◆ Short problem ◆
Set down each line of the data below exactly as it stands, dropping the pictures.
* START *
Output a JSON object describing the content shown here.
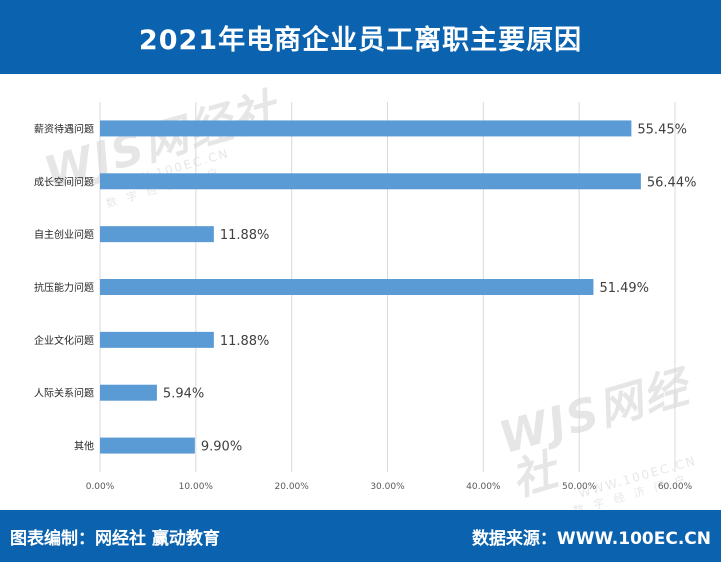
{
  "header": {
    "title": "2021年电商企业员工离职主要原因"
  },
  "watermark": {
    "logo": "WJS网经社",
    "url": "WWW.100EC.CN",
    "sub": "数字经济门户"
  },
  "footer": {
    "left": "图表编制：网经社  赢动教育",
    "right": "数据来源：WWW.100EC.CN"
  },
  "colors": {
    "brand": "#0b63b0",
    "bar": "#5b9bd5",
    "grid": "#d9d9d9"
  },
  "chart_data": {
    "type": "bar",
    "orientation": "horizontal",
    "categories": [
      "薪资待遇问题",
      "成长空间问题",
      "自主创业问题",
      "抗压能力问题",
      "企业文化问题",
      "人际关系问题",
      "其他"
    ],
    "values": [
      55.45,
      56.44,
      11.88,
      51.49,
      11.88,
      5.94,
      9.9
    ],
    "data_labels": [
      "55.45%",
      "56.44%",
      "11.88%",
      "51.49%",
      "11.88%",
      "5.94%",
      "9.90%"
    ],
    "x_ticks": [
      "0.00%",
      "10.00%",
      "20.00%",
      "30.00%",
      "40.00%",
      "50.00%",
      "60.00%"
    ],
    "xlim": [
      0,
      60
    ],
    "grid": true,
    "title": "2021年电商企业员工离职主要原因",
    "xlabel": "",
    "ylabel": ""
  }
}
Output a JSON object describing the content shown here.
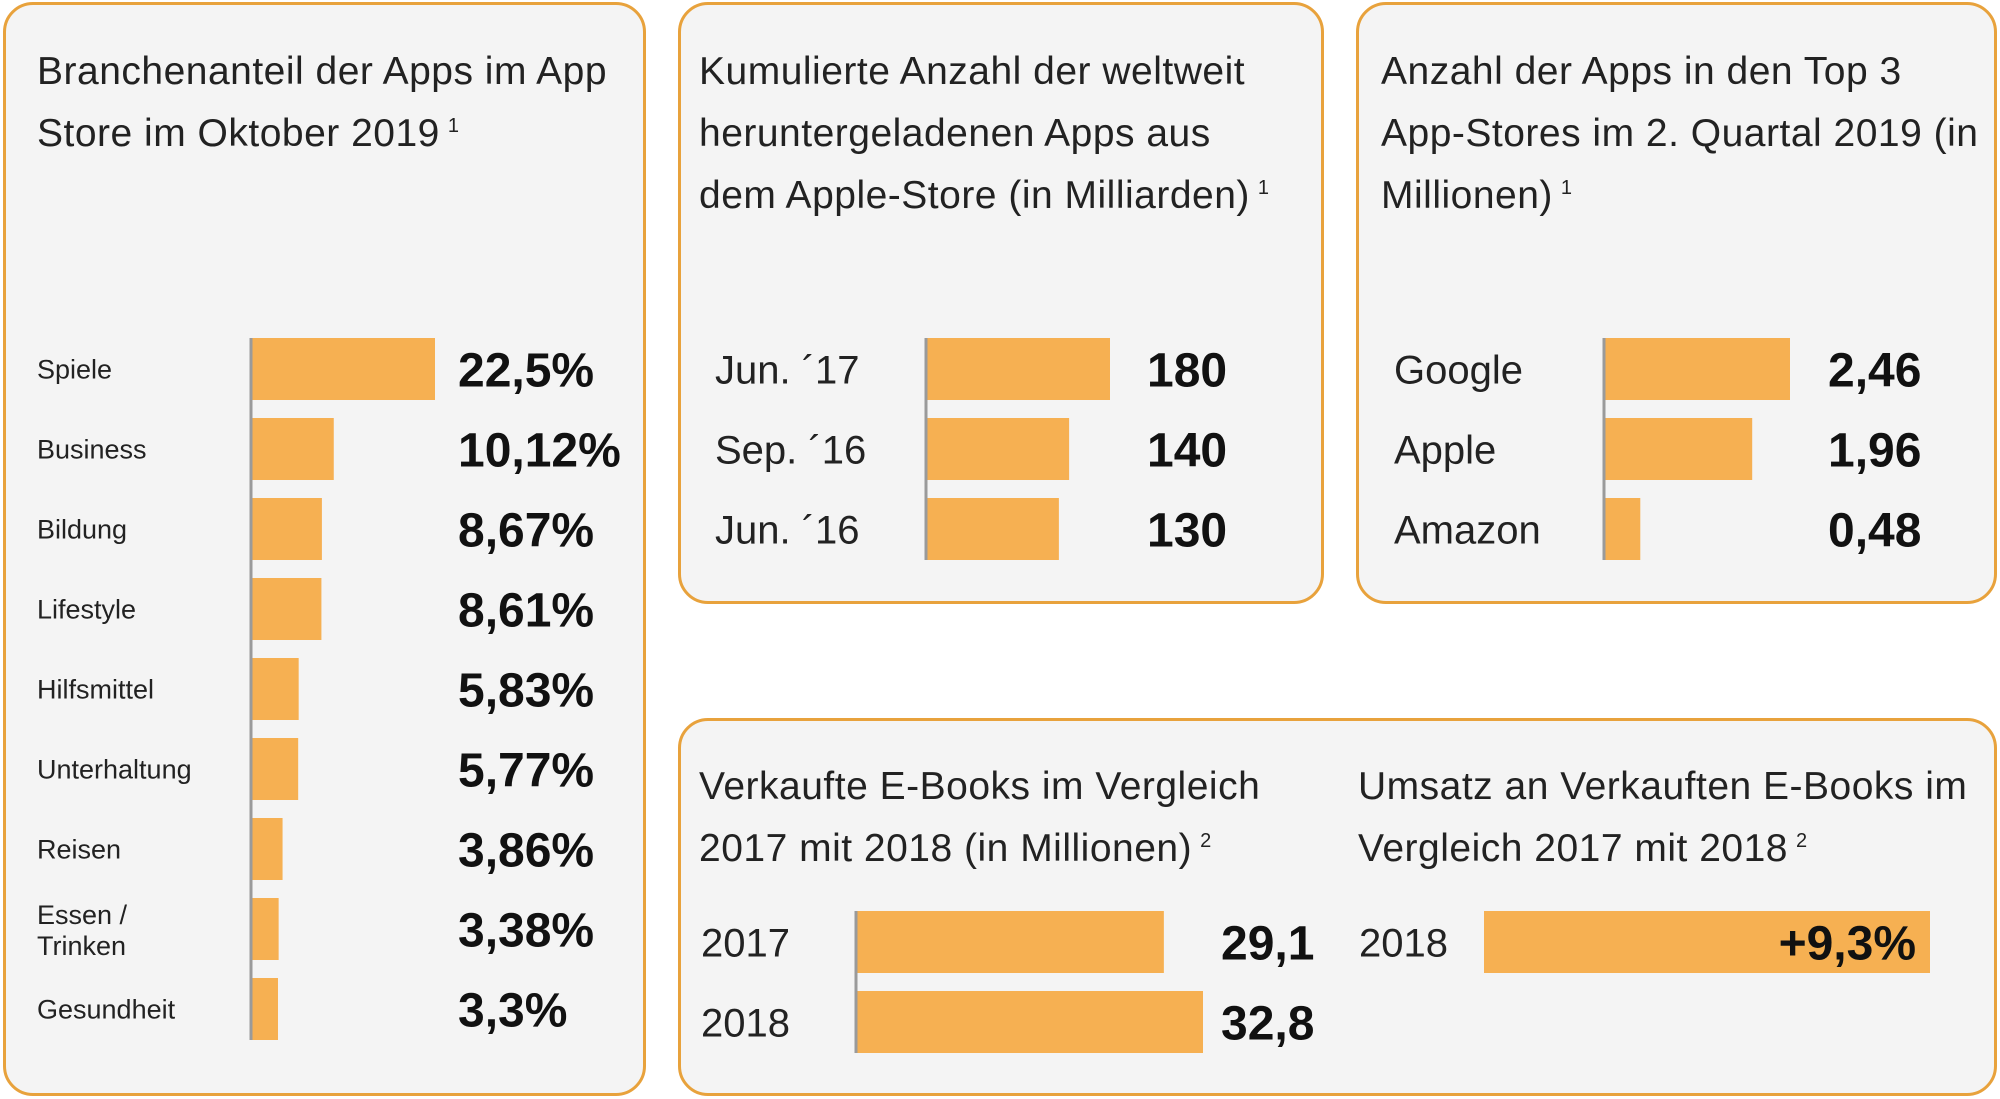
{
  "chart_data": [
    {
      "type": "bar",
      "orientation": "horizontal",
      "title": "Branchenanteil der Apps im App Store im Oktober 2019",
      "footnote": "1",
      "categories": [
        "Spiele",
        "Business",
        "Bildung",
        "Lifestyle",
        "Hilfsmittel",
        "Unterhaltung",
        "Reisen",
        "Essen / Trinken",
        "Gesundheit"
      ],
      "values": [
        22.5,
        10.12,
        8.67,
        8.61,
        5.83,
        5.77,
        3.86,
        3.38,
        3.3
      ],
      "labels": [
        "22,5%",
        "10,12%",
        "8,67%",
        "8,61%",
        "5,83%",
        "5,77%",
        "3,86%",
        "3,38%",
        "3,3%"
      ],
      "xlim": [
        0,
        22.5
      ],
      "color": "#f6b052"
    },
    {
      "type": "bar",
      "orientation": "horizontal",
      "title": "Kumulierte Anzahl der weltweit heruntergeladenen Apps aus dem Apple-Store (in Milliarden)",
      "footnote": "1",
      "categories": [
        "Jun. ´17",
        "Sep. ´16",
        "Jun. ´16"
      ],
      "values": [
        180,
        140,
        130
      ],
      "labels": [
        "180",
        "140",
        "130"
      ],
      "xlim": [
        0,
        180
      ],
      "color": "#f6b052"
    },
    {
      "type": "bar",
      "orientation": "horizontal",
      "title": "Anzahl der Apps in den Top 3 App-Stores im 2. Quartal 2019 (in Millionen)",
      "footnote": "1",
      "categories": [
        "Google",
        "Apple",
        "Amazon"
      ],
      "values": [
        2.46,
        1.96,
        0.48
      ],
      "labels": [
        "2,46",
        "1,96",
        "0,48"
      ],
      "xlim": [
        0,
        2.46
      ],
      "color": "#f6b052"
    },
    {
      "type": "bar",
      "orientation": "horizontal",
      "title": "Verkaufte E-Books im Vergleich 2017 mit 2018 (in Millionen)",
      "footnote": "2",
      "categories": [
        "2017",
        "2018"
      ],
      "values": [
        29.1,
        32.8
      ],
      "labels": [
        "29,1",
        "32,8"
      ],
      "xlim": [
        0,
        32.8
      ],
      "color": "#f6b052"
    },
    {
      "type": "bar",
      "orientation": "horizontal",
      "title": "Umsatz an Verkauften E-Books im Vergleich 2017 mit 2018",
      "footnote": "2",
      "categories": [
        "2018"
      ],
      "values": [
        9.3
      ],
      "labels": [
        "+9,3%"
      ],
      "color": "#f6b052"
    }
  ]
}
* END *
◆ Correct output ◆
Output a JSON object describing the content shown here.
{
  "header": {
    "title": "2021年电商企业员工离职主要原因"
  },
  "watermark": {
    "logo": "WJS网经社",
    "url": "WWW.100EC.CN",
    "sub": "数字经济门户"
  },
  "footer": {
    "left": "图表编制：网经社  赢动教育",
    "right": "数据来源：WWW.100EC.CN"
  },
  "colors": {
    "brand": "#0b63b0",
    "bar": "#5b9bd5",
    "grid": "#d9d9d9"
  },
  "chart_data": {
    "type": "bar",
    "orientation": "horizontal",
    "categories": [
      "薪资待遇问题",
      "成长空间问题",
      "自主创业问题",
      "抗压能力问题",
      "企业文化问题",
      "人际关系问题",
      "其他"
    ],
    "values": [
      55.45,
      56.44,
      11.88,
      51.49,
      11.88,
      5.94,
      9.9
    ],
    "data_labels": [
      "55.45%",
      "56.44%",
      "11.88%",
      "51.49%",
      "11.88%",
      "5.94%",
      "9.90%"
    ],
    "x_ticks": [
      "0.00%",
      "10.00%",
      "20.00%",
      "30.00%",
      "40.00%",
      "50.00%",
      "60.00%"
    ],
    "xlim": [
      0,
      60
    ],
    "grid": true,
    "title": "2021年电商企业员工离职主要原因",
    "xlabel": "",
    "ylabel": ""
  }
}
Output a JSON object describing the content shown here.
{
  "chart_data": [
    {
      "type": "bar",
      "orientation": "horizontal",
      "title": "Branchenanteil der Apps im App Store im Oktober 2019",
      "footnote": "1",
      "categories": [
        "Spiele",
        "Business",
        "Bildung",
        "Lifestyle",
        "Hilfsmittel",
        "Unterhaltung",
        "Reisen",
        "Essen / Trinken",
        "Gesundheit"
      ],
      "values": [
        22.5,
        10.12,
        8.67,
        8.61,
        5.83,
        5.77,
        3.86,
        3.38,
        3.3
      ],
      "labels": [
        "22,5%",
        "10,12%",
        "8,67%",
        "8,61%",
        "5,83%",
        "5,77%",
        "3,86%",
        "3,38%",
        "3,3%"
      ],
      "xlim": [
        0,
        22.5
      ],
      "color": "#f6b052"
    },
    {
      "type": "bar",
      "orientation": "horizontal",
      "title": "Kumulierte Anzahl der weltweit heruntergeladenen Apps aus dem Apple-Store (in Milliarden)",
      "footnote": "1",
      "categories": [
        "Jun. ´17",
        "Sep. ´16",
        "Jun. ´16"
      ],
      "values": [
        180,
        140,
        130
      ],
      "labels": [
        "180",
        "140",
        "130"
      ],
      "xlim": [
        0,
        180
      ],
      "color": "#f6b052"
    },
    {
      "type": "bar",
      "orientation": "horizontal",
      "title": "Anzahl der Apps in den Top 3 App-Stores im 2. Quartal 2019 (in Millionen)",
      "footnote": "1",
      "categories": [
        "Google",
        "Apple",
        "Amazon"
      ],
      "values": [
        2.46,
        1.96,
        0.48
      ],
      "labels": [
        "2,46",
        "1,96",
        "0,48"
      ],
      "xlim": [
        0,
        2.46
      ],
      "color": "#f6b052"
    },
    {
      "type": "bar",
      "orientation": "horizontal",
      "title": "Verkaufte E-Books im Vergleich 2017 mit 2018 (in Millionen)",
      "footnote": "2",
      "categories": [
        "2017",
        "2018"
      ],
      "values": [
        29.1,
        32.8
      ],
      "labels": [
        "29,1",
        "32,8"
      ],
      "xlim": [
        0,
        32.8
      ],
      "color": "#f6b052"
    },
    {
      "type": "bar",
      "orientation": "horizontal",
      "title": "Umsatz an Verkauften E-Books im Vergleich 2017 mit 2018",
      "footnote": "2",
      "categories": [
        "2018"
      ],
      "values": [
        9.3
      ],
      "labels": [
        "+9,3%"
      ],
      "color": "#f6b052"
    }
  ]
}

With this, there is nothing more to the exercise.